**Instructions for the task**
In the entries that follow, how many lines hold the string "Конституции"? Give only that number.

**Dataset records**
################

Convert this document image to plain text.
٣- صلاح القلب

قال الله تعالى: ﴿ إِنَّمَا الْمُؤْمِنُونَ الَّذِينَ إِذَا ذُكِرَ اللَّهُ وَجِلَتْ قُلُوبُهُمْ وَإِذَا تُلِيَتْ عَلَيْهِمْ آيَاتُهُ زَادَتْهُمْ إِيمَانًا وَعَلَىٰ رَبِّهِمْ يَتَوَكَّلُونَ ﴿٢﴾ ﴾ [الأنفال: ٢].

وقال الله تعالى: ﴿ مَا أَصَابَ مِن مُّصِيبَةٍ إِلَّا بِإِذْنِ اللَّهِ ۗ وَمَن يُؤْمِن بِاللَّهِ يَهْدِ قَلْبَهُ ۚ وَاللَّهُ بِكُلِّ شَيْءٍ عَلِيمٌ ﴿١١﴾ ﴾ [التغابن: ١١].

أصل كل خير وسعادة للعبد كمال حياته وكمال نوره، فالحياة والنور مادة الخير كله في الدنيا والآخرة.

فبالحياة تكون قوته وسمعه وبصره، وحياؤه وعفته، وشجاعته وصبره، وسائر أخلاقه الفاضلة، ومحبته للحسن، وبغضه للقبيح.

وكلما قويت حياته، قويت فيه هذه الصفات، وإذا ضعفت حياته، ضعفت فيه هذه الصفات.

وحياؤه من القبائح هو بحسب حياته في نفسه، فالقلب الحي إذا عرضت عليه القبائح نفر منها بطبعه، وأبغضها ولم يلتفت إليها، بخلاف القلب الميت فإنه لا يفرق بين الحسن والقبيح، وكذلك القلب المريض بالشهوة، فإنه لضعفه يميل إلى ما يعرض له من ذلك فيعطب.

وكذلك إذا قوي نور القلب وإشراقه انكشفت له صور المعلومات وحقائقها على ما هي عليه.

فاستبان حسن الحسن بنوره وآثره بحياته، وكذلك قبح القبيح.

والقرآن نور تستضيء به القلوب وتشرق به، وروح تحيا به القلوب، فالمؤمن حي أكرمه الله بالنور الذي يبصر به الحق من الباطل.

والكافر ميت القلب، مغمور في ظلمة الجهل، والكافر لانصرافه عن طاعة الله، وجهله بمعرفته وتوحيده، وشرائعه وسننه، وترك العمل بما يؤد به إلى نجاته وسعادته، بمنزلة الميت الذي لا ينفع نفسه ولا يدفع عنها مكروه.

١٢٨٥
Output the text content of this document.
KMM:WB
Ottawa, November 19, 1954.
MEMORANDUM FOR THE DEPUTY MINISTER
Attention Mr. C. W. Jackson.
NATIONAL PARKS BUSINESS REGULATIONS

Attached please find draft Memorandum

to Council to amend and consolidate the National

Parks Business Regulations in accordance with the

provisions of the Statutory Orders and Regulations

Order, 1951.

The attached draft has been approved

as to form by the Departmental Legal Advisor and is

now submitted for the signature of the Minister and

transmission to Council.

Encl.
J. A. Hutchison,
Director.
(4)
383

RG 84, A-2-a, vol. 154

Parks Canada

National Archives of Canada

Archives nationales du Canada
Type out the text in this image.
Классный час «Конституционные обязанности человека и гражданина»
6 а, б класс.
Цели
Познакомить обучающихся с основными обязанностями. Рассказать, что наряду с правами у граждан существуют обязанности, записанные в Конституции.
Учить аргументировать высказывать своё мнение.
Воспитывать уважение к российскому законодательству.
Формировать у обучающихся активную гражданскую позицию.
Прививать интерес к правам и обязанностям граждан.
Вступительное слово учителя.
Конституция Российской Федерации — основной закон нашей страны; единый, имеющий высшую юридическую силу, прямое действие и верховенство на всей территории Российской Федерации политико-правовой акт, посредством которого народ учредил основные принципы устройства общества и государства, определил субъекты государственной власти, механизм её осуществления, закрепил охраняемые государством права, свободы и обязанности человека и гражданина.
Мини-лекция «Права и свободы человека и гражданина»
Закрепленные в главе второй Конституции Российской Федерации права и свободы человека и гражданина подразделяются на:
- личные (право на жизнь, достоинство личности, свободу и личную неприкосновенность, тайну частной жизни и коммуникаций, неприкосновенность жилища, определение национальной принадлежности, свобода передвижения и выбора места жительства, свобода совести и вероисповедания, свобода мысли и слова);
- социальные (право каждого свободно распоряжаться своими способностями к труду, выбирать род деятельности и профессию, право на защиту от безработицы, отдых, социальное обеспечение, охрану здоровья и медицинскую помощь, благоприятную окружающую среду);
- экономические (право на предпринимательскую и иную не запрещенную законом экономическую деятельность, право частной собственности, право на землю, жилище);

################

**Response to the task**
2